→ STATED EXERCISE:
Search the data below for the string "Polygamiam". Extract every line that contains it.

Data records
** BEGIN **
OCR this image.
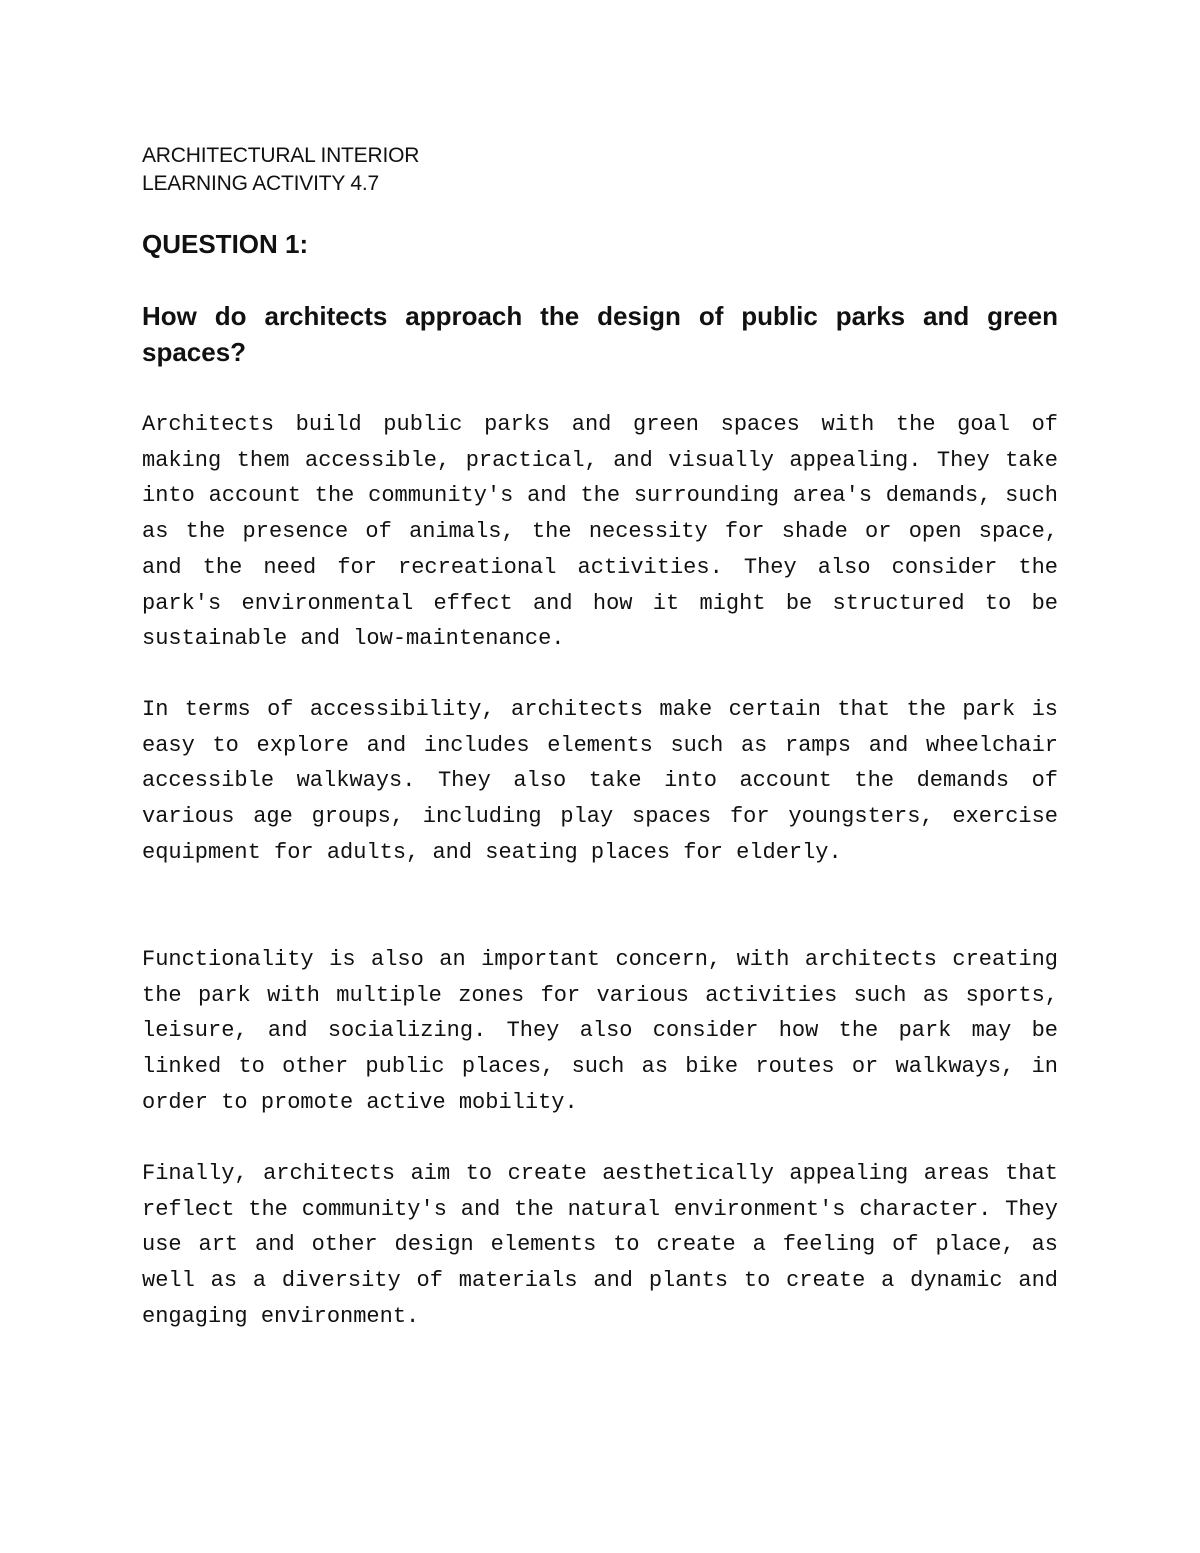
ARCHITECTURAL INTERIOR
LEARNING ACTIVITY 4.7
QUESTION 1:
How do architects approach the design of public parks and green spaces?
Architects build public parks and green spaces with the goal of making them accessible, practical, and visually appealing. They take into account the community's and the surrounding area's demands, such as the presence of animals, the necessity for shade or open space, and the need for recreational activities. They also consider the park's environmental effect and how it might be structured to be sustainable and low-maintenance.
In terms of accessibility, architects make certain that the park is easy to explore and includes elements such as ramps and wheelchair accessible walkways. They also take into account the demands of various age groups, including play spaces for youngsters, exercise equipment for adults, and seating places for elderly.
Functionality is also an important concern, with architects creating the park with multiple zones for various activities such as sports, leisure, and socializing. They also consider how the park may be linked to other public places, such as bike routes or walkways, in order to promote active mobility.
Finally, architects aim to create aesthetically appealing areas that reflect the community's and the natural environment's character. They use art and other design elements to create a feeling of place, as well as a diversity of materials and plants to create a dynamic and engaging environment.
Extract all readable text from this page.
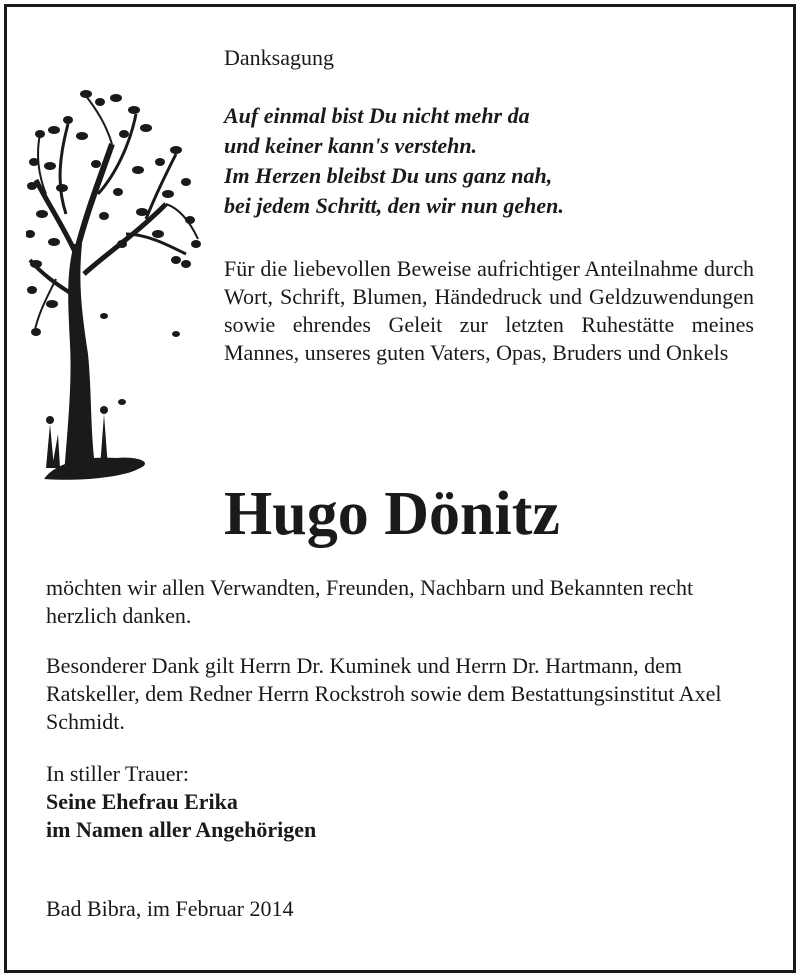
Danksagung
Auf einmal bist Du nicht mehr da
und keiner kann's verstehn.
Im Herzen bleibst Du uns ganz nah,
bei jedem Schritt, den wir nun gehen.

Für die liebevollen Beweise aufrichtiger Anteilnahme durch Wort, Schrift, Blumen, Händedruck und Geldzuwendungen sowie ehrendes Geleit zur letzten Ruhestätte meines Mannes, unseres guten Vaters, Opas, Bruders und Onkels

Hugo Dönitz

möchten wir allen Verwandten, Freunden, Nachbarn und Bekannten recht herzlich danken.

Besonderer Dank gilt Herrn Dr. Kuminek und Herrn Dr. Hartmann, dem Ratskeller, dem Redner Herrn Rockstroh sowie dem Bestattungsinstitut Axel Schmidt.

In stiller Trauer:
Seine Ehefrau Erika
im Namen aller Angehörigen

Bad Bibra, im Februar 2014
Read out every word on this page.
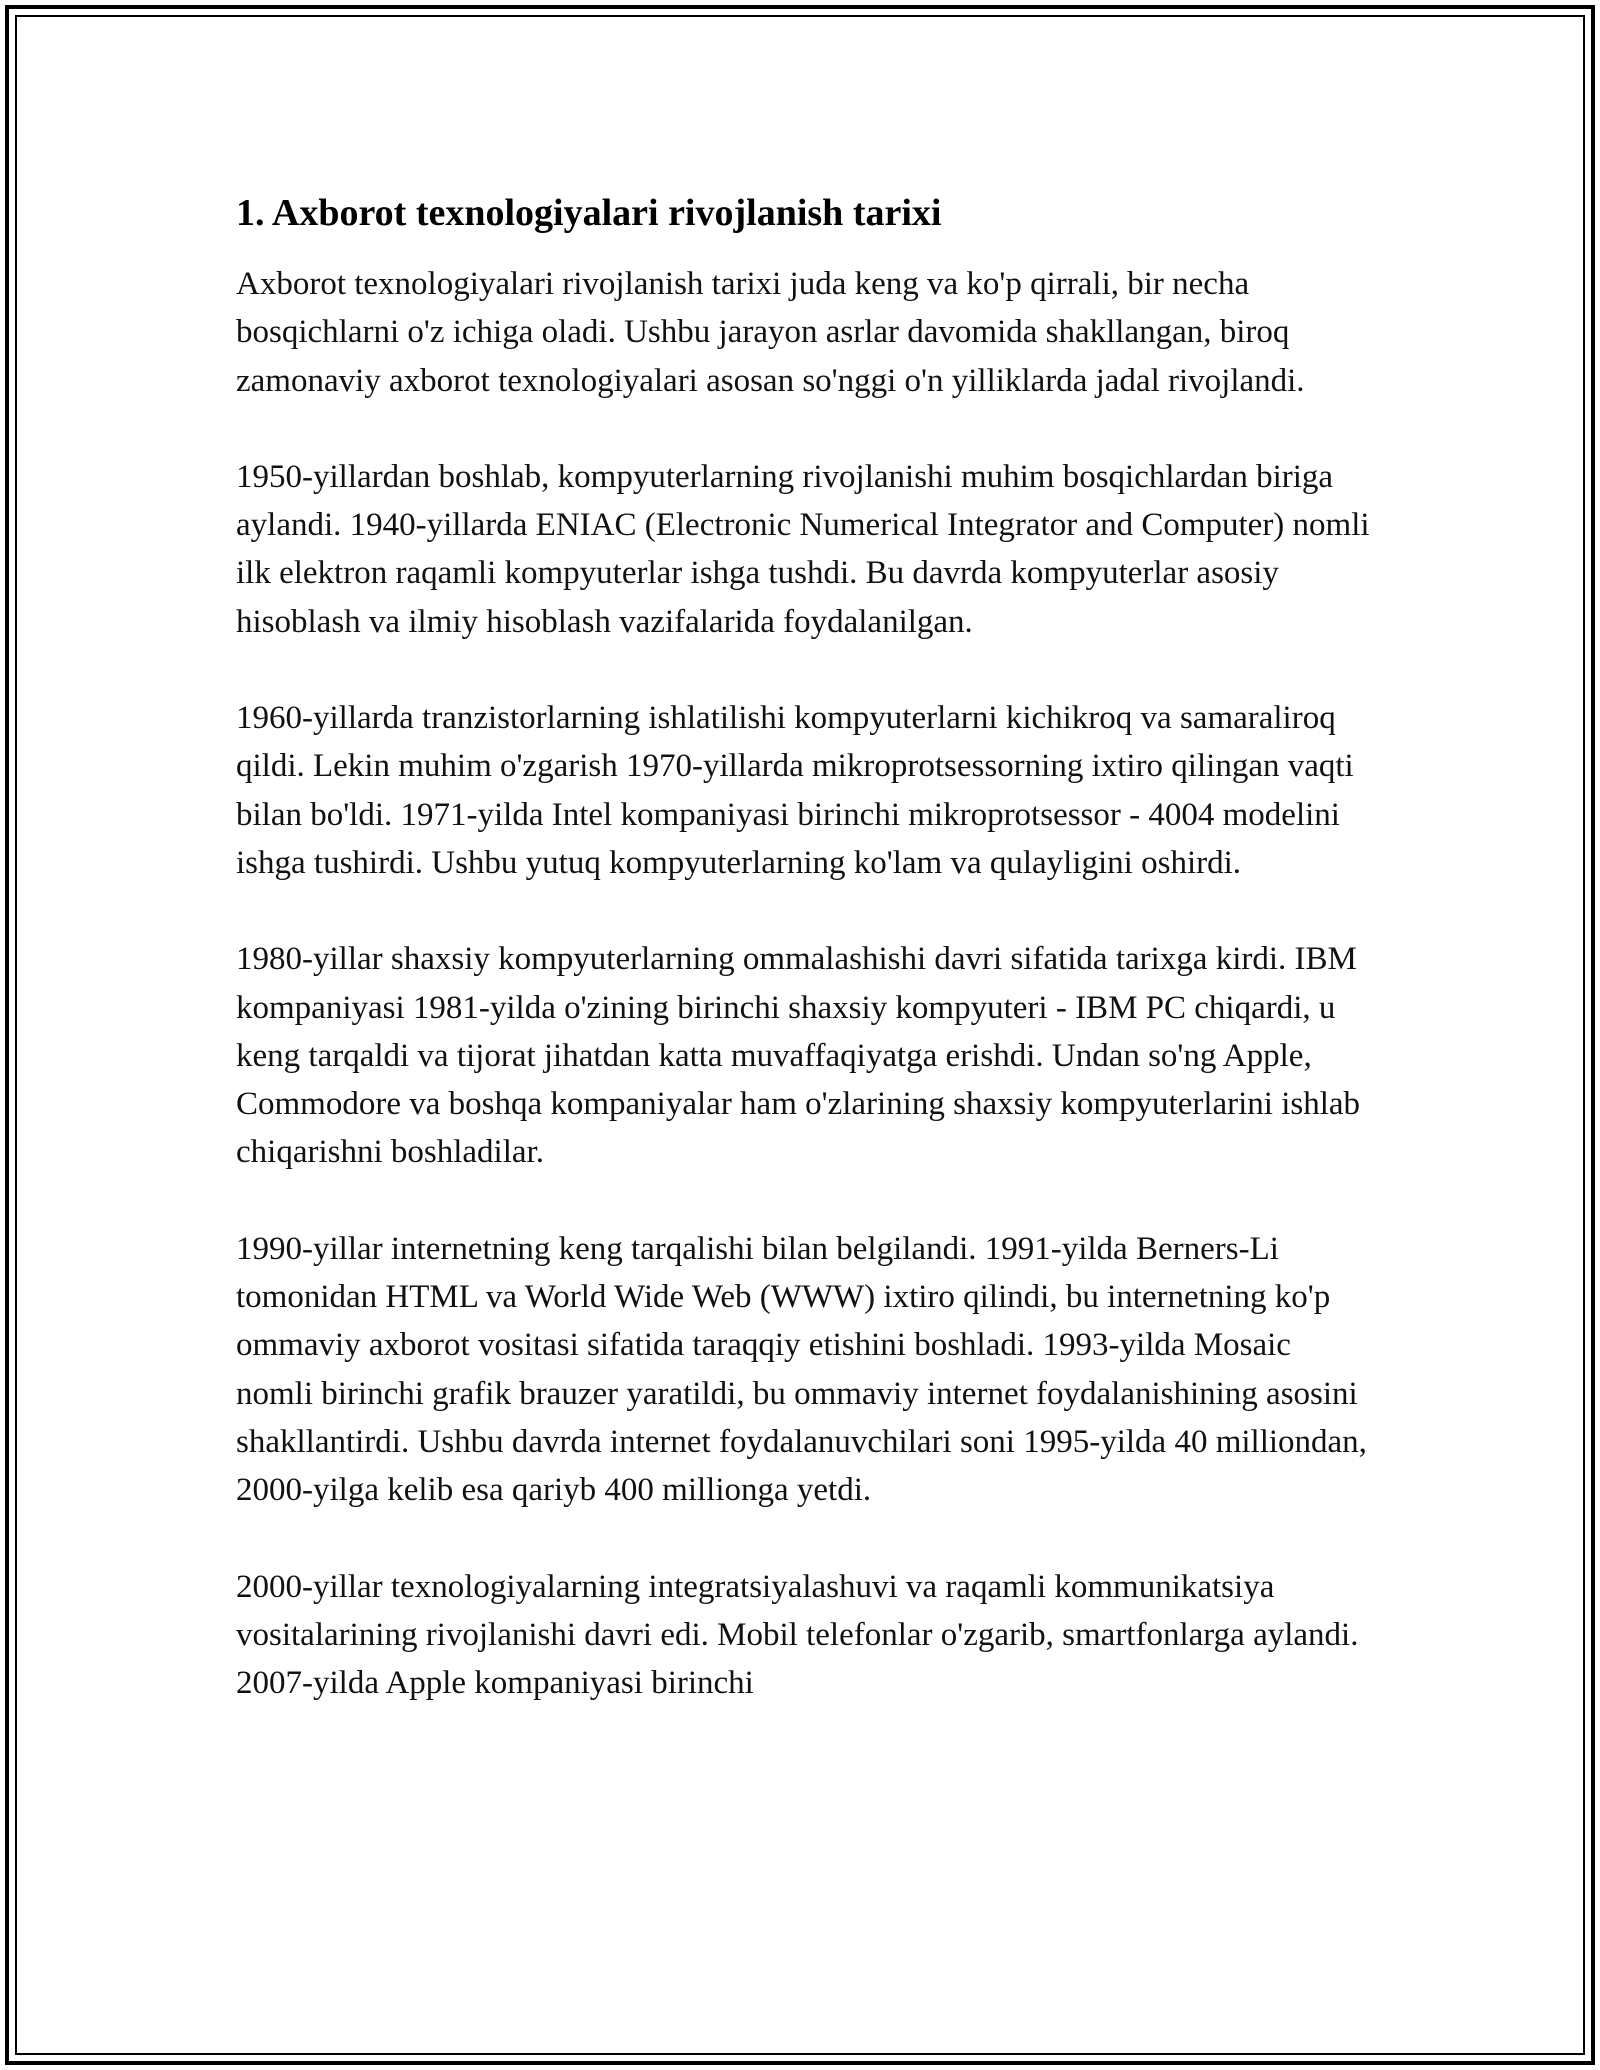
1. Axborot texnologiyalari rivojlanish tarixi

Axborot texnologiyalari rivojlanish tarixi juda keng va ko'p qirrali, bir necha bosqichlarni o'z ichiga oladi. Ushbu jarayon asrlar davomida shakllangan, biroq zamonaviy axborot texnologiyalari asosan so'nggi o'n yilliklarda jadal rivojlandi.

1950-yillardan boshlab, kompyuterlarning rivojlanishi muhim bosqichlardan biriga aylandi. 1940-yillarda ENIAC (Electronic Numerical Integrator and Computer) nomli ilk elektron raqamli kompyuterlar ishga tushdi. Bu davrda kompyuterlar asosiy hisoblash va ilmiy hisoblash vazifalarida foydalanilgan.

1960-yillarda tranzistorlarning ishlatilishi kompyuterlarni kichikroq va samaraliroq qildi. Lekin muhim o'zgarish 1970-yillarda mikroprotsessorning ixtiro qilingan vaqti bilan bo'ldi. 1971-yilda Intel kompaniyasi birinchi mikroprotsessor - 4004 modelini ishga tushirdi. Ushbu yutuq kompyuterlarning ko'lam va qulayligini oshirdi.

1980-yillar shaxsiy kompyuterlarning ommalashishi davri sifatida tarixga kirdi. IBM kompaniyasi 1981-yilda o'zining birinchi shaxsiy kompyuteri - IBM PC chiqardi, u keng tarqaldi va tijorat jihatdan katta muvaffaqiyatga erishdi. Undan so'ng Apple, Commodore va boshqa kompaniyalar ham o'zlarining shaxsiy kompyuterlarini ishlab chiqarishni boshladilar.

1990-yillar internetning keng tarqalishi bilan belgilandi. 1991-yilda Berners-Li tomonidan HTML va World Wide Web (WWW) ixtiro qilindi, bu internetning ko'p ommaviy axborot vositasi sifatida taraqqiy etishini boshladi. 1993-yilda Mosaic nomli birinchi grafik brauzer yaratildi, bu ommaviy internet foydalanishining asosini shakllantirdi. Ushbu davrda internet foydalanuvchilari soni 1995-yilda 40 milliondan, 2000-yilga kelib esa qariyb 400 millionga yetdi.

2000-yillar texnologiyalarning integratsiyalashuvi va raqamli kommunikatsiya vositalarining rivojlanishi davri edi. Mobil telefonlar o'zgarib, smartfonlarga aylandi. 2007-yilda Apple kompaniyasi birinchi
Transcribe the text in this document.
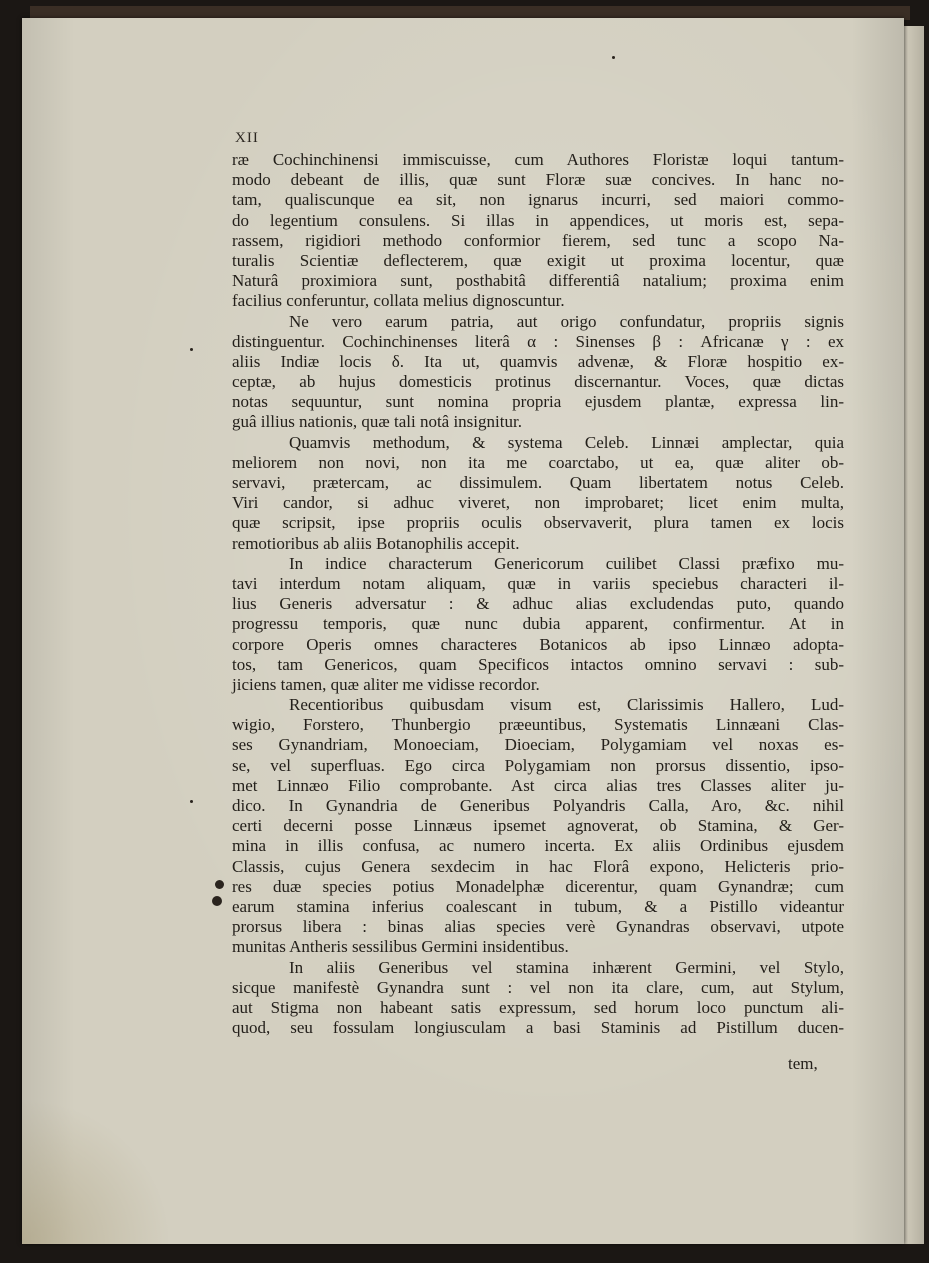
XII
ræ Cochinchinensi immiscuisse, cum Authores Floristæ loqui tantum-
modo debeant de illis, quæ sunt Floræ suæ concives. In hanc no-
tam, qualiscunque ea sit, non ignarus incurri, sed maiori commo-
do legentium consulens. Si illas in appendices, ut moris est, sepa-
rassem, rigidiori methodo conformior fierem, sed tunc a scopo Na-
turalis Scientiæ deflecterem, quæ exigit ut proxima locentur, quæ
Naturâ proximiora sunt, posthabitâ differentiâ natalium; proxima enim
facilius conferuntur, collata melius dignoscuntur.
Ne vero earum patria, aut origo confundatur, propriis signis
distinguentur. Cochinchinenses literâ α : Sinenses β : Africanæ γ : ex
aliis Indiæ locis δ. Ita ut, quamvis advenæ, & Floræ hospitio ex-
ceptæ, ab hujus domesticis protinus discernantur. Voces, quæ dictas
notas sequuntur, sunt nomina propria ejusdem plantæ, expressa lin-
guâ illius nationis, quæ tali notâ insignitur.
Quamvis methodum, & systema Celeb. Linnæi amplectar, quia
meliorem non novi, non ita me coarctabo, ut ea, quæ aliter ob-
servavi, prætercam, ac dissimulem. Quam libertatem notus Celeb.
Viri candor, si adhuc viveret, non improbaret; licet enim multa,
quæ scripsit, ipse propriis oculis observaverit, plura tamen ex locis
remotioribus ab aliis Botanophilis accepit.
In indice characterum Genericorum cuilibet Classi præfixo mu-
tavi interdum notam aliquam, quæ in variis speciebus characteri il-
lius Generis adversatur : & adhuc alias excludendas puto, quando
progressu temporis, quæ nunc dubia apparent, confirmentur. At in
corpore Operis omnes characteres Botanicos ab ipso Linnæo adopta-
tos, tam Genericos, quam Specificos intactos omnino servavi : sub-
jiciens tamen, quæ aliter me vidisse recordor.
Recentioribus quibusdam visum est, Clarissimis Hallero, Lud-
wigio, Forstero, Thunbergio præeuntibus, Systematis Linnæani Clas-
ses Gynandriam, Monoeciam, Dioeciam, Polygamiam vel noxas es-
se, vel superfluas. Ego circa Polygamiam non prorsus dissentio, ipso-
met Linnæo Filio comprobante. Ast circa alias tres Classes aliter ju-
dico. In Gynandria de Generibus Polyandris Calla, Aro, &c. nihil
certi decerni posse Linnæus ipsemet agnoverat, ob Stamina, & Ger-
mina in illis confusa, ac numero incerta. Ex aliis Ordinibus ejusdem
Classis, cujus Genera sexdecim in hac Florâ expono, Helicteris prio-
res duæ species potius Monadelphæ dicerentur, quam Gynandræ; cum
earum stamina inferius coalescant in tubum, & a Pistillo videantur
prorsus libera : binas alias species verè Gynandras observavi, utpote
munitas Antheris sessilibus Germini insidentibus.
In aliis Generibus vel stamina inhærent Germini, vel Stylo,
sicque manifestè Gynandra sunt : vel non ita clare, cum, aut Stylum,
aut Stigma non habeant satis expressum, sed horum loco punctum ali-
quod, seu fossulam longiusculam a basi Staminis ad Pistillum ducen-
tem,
** END **
→ OUTPUT BELOW:
ses Gynandriam, Monoeciam, Dioeciam, Polygamiam vel noxas es-
se, vel superfluas. Ego circa Polygamiam non prorsus dissentio, ipso-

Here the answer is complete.